§ **Data supplied**
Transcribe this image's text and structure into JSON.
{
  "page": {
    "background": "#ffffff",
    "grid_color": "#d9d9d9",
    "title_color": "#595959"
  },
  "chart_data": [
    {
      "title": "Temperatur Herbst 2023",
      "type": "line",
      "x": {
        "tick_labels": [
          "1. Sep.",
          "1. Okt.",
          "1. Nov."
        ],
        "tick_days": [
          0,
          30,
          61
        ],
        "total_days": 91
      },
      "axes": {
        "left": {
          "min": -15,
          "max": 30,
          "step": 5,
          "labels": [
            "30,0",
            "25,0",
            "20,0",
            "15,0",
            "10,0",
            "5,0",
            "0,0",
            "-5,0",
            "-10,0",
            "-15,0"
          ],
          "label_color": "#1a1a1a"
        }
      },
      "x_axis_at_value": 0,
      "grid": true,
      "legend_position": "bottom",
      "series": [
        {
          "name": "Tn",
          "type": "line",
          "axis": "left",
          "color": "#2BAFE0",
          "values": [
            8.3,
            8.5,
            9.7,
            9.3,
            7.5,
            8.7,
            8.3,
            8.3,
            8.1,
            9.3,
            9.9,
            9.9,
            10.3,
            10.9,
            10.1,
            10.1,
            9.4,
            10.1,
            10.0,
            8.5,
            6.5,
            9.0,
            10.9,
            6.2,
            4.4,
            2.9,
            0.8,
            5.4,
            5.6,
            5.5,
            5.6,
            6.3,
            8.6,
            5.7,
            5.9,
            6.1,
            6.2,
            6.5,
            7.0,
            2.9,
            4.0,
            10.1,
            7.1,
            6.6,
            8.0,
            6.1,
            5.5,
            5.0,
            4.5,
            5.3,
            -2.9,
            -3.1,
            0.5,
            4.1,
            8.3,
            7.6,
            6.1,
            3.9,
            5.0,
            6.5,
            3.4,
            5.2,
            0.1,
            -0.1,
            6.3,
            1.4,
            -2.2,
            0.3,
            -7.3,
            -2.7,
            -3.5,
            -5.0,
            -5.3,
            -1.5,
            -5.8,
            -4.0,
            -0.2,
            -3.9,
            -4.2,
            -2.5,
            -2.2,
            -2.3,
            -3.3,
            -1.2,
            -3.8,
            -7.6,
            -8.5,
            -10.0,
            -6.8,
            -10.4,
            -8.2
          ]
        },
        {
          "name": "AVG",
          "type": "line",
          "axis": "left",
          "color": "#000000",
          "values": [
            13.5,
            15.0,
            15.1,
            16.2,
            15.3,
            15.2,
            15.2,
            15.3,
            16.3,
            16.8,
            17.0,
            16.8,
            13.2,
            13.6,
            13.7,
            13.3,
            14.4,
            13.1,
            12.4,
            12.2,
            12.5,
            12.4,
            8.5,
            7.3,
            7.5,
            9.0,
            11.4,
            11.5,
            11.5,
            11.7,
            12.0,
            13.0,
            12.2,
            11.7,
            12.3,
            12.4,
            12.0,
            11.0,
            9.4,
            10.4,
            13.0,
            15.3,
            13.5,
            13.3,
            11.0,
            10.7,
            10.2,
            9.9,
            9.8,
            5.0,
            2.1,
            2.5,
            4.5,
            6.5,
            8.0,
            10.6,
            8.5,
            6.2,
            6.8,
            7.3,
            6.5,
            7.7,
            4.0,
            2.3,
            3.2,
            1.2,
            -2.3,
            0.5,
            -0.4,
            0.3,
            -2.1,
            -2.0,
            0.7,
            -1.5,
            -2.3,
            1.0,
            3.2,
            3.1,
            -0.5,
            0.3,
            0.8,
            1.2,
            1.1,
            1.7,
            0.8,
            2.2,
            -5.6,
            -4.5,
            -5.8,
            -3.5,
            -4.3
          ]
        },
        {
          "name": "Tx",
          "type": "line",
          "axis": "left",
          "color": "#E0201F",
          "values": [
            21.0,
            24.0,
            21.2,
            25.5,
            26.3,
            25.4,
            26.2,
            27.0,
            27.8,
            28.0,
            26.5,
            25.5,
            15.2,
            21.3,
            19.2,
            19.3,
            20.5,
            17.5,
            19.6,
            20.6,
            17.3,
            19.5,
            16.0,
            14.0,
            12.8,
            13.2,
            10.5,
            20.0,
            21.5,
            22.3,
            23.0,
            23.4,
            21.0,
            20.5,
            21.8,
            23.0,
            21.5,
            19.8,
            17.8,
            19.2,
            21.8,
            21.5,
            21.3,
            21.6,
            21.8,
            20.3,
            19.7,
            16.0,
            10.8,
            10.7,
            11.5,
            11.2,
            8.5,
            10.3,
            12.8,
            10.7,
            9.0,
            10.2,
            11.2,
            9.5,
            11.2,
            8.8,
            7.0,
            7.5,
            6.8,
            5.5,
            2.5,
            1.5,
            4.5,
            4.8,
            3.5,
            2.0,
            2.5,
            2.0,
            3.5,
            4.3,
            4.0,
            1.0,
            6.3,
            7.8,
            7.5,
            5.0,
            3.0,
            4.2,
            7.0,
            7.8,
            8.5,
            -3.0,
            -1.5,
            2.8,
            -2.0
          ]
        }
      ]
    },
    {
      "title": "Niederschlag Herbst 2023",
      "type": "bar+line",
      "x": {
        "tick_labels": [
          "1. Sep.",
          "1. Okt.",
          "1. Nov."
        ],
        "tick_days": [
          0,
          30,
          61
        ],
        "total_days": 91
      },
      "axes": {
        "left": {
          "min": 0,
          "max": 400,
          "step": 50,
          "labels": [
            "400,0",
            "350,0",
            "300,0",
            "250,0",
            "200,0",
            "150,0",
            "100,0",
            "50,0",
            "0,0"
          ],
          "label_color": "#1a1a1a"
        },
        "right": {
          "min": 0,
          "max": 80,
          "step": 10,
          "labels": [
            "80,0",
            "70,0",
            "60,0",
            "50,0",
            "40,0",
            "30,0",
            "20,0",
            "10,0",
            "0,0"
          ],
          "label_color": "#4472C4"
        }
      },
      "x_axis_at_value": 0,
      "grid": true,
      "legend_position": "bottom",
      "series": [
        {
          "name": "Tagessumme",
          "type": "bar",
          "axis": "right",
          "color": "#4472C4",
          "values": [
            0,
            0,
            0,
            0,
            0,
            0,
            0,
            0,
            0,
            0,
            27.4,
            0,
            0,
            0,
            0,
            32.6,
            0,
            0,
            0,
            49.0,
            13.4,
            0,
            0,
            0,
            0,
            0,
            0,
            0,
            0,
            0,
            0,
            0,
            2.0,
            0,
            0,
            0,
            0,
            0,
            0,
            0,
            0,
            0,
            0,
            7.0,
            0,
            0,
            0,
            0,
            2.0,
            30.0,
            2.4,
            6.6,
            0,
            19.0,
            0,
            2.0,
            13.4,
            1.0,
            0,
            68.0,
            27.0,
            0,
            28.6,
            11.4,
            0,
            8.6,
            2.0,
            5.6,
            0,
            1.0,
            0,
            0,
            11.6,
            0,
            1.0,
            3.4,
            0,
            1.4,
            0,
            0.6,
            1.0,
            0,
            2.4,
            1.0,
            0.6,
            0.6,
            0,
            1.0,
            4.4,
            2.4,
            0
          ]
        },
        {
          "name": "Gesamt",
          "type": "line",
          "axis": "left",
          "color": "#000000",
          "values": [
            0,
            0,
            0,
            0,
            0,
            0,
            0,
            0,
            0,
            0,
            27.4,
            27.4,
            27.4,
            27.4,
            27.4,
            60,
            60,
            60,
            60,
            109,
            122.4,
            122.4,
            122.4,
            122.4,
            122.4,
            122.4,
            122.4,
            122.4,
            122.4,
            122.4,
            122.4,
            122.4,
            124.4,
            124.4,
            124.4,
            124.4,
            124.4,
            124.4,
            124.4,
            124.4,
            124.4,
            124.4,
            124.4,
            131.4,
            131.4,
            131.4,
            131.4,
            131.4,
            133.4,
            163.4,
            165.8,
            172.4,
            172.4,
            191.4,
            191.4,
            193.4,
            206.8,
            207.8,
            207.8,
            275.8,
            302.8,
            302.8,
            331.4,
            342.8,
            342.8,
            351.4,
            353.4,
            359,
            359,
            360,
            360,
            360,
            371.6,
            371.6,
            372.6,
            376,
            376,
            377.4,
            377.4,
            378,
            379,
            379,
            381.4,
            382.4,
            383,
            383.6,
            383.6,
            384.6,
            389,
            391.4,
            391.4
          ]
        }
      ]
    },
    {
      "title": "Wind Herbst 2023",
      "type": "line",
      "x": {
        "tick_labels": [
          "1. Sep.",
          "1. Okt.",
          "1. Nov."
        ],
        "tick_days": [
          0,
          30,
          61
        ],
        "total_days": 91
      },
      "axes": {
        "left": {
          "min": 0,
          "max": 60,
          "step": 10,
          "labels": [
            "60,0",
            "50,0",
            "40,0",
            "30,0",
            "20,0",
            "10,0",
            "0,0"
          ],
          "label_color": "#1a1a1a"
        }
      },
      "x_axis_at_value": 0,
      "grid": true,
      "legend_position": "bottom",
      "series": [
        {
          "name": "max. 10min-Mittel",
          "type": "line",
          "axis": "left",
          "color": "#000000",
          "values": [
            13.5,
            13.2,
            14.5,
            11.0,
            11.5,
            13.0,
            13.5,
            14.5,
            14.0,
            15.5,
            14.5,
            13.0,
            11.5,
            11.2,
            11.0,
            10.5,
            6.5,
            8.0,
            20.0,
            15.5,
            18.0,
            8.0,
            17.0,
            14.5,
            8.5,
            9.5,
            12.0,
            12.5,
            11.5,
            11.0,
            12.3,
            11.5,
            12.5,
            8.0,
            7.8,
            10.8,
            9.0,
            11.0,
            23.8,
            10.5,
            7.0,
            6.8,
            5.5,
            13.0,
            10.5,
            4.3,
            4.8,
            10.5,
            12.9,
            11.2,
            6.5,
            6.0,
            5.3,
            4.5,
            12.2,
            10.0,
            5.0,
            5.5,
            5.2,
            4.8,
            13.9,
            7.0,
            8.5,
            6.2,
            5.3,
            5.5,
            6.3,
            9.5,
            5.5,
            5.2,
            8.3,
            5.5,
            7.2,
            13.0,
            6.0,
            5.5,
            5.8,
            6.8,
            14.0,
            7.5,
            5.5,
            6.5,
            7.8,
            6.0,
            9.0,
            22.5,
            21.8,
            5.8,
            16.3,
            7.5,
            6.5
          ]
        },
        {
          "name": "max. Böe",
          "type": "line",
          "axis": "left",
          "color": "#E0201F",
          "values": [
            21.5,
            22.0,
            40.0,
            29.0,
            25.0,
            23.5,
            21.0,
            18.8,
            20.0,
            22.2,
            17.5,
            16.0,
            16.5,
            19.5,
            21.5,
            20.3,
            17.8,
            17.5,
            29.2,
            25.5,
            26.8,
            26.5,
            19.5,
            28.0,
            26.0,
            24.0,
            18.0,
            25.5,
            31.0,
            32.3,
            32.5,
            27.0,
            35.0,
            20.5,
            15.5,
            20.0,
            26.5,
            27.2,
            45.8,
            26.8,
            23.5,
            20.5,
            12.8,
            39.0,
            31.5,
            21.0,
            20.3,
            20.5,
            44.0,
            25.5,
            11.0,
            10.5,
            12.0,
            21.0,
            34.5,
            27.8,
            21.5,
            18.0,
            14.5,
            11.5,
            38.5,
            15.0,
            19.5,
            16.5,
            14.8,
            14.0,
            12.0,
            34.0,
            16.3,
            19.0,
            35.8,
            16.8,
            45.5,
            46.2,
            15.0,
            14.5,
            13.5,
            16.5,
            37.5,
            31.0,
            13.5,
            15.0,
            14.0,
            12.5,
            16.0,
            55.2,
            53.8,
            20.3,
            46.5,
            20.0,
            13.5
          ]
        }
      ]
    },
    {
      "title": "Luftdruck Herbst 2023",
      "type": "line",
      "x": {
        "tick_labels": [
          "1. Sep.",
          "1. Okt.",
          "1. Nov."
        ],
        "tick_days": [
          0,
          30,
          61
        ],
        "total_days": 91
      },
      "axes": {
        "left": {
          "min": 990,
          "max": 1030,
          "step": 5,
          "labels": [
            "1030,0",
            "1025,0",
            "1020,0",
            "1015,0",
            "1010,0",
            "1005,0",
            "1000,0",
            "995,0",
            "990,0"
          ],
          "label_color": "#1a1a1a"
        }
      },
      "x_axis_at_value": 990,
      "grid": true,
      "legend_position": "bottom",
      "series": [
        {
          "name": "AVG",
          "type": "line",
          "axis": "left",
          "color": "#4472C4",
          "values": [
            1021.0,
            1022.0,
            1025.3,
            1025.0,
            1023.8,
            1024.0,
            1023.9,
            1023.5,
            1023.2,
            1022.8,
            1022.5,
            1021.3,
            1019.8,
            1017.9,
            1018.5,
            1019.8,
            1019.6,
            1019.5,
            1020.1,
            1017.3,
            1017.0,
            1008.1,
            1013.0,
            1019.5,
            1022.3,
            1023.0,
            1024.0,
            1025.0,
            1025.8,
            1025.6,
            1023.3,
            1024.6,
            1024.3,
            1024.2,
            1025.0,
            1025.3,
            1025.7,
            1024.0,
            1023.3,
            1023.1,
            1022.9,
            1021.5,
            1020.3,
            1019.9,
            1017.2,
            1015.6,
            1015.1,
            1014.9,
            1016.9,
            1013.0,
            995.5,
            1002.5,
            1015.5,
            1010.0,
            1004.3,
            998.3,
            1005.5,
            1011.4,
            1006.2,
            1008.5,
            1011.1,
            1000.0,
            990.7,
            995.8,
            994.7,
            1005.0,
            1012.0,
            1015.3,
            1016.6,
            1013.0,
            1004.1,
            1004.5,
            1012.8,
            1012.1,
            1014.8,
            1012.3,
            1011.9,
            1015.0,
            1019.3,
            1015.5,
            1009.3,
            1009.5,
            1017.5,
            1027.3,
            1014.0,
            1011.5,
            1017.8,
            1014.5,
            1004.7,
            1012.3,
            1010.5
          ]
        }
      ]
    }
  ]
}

§ **Work to be completed**
Choose all lines containing the string "Herbst" and copy them out.

§ **Answer to this exercise**
      "title": "Temperatur Herbst 2023",
      "title": "Niederschlag Herbst 2023",
      "title": "Wind Herbst 2023",
      "title": "Luftdruck Herbst 2023",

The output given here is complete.